-- Begin --

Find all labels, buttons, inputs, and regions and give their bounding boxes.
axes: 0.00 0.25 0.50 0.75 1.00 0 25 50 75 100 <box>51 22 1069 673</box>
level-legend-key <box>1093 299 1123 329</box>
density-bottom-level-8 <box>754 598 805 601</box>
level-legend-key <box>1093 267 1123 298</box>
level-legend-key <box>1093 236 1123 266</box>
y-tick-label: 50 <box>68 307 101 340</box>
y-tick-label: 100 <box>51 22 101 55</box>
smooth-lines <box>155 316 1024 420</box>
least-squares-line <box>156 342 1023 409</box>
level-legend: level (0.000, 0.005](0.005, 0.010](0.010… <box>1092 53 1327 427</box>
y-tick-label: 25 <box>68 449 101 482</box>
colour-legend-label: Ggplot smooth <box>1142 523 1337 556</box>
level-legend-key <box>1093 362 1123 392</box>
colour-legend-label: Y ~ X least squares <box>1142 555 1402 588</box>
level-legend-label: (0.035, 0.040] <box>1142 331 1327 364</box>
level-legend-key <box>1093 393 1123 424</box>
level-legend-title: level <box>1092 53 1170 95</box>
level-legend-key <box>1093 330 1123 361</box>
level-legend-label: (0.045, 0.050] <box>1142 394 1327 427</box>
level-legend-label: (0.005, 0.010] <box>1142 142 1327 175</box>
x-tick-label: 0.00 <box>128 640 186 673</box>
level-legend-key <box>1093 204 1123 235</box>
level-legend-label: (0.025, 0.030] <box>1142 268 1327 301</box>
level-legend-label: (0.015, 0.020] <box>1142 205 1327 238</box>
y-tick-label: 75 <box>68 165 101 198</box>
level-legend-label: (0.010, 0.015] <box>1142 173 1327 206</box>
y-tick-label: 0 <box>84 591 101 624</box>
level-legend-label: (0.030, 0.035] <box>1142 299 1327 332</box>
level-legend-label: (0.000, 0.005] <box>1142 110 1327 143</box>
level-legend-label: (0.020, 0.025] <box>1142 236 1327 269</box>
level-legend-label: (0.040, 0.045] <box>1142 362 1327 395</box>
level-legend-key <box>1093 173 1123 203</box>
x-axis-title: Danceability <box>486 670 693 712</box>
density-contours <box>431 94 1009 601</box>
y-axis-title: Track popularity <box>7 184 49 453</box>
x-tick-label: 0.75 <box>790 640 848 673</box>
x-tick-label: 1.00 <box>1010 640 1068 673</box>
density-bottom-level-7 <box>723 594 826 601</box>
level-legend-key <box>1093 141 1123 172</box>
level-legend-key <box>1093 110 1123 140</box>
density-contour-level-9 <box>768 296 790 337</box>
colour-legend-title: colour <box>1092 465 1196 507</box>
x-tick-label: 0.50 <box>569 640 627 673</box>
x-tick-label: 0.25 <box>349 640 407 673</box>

-- End --

* EXERCISE: Rewrite the records from the first line through the line with "least-squares-line <box>156 342", changing every "level-legend-key" to "legend-swatch" and keeping everything else the same.

* ANSWER TO THIS TASK:
Find all labels, buttons, inputs, and regions and give their bounding boxes.
axes: 0.00 0.25 0.50 0.75 1.00 0 25 50 75 100 <box>51 22 1069 673</box>
legend-swatch <box>1093 299 1123 329</box>
density-bottom-level-8 <box>754 598 805 601</box>
legend-swatch <box>1093 267 1123 298</box>
legend-swatch <box>1093 236 1123 266</box>
y-tick-label: 50 <box>68 307 101 340</box>
y-tick-label: 100 <box>51 22 101 55</box>
smooth-lines <box>155 316 1024 420</box>
least-squares-line <box>156 342 1023 409</box>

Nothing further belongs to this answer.